(What the exercise asks)
Look through the lines below and extract each one that contains "content".

(Records for this exercise)
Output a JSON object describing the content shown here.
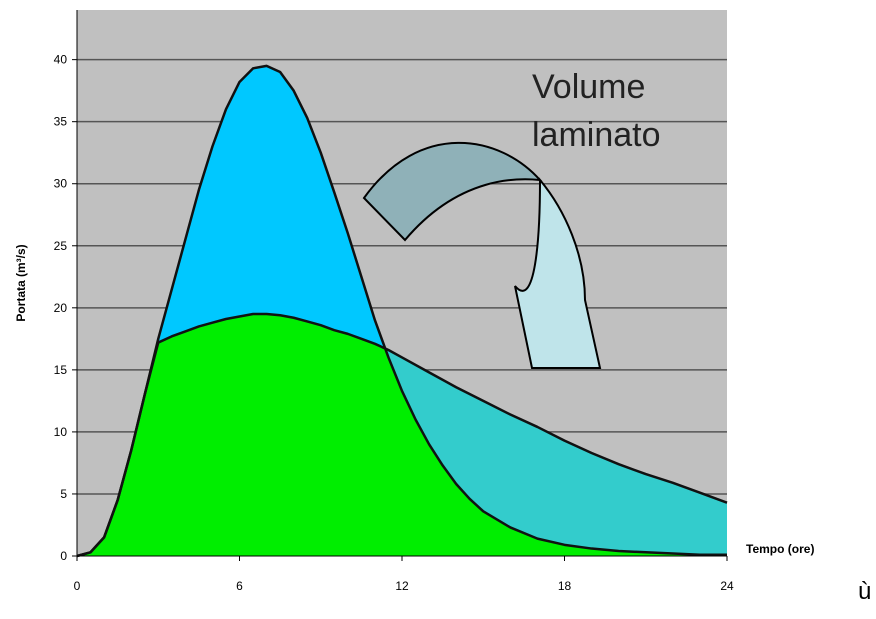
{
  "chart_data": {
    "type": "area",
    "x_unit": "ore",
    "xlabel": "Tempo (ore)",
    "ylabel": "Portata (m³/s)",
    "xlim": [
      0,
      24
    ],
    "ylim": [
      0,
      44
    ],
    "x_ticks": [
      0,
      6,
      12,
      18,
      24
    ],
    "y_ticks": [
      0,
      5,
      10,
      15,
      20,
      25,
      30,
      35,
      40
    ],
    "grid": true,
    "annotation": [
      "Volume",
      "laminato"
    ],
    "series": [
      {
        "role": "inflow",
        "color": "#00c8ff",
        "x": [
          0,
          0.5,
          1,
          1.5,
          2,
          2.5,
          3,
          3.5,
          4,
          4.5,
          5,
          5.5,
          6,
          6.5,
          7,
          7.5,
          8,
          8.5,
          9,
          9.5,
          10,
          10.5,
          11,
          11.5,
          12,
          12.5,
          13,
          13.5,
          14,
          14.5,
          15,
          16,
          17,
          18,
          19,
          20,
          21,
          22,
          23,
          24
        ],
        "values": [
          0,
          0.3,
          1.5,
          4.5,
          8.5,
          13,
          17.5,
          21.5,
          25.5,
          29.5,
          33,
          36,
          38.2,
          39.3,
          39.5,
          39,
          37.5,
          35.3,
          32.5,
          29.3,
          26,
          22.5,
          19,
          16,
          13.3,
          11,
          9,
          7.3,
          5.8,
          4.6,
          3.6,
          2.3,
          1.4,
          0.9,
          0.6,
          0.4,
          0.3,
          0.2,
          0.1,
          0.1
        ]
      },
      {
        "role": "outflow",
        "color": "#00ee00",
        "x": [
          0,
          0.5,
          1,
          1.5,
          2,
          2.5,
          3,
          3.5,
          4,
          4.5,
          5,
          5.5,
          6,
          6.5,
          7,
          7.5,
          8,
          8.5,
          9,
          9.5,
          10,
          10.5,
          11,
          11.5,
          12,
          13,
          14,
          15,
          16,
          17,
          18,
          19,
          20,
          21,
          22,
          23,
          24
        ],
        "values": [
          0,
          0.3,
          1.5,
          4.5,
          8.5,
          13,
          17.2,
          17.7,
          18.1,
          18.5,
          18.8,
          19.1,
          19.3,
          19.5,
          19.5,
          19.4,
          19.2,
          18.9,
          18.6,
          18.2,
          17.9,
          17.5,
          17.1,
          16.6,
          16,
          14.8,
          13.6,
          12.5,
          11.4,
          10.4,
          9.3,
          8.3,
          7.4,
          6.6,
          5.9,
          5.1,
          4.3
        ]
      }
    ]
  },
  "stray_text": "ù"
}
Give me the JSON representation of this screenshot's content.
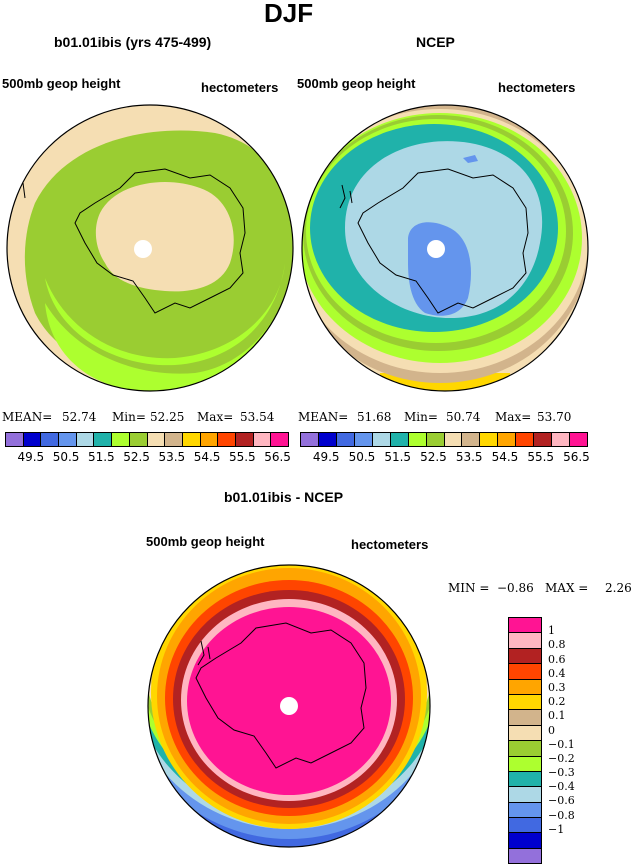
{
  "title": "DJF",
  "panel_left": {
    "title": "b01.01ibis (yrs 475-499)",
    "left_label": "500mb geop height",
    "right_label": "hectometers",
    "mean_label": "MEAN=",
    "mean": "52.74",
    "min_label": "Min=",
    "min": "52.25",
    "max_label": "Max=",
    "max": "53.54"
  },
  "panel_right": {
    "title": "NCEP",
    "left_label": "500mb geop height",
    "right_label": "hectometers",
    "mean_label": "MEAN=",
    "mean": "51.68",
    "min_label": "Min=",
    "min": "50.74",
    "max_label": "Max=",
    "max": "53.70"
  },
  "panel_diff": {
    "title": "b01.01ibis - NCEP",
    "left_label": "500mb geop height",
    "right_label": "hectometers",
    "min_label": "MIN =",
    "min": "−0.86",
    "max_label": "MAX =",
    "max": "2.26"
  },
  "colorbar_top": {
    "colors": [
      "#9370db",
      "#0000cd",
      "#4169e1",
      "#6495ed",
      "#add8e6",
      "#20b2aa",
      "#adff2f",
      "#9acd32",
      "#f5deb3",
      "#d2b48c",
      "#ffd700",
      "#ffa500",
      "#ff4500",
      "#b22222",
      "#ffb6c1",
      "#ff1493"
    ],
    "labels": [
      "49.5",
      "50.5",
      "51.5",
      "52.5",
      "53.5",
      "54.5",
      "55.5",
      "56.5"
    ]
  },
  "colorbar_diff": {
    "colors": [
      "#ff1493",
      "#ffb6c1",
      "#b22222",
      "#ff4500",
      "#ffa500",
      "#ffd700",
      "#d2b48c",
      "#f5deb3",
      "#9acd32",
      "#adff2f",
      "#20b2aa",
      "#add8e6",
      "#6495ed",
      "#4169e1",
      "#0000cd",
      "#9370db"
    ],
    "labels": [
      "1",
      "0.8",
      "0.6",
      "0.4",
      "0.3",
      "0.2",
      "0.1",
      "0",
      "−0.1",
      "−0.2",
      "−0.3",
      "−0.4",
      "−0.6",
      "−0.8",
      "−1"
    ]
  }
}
==
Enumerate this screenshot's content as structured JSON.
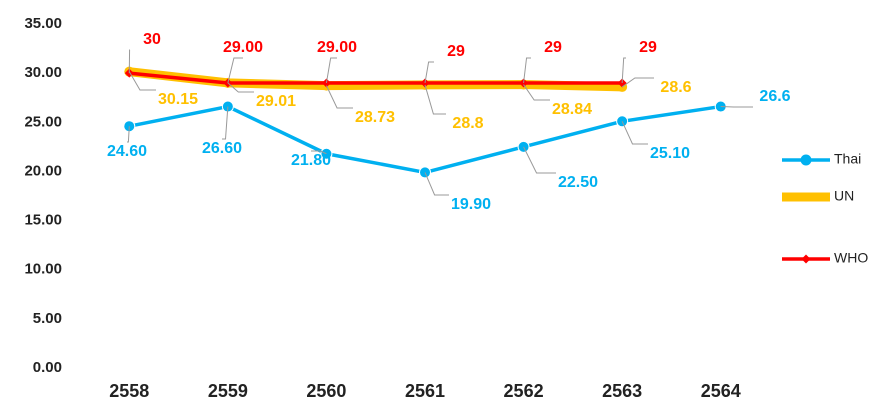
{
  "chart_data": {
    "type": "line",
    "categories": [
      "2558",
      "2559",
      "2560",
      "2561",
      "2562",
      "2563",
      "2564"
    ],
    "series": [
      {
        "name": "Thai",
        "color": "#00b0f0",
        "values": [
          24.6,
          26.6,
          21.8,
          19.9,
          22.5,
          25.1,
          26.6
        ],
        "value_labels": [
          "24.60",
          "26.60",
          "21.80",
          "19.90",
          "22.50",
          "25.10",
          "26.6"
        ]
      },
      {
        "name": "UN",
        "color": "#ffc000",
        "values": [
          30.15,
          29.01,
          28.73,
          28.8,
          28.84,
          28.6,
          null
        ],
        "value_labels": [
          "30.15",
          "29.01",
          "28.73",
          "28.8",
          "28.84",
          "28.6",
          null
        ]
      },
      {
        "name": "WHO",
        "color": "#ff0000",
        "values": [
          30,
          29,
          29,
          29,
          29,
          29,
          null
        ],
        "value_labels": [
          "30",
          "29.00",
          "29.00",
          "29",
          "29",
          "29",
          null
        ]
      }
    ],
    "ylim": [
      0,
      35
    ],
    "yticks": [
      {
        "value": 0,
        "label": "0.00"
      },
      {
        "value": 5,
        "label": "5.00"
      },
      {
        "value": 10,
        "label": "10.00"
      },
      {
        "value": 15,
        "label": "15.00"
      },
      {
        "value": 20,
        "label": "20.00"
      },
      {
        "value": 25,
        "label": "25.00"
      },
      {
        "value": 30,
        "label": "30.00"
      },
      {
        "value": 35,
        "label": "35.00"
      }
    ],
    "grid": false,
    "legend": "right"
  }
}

(Result of this task)
Output a JSON object describing the content shown here.
Give me the JSON representation of this screenshot's content.
Enumerate this screenshot's content as structured JSON.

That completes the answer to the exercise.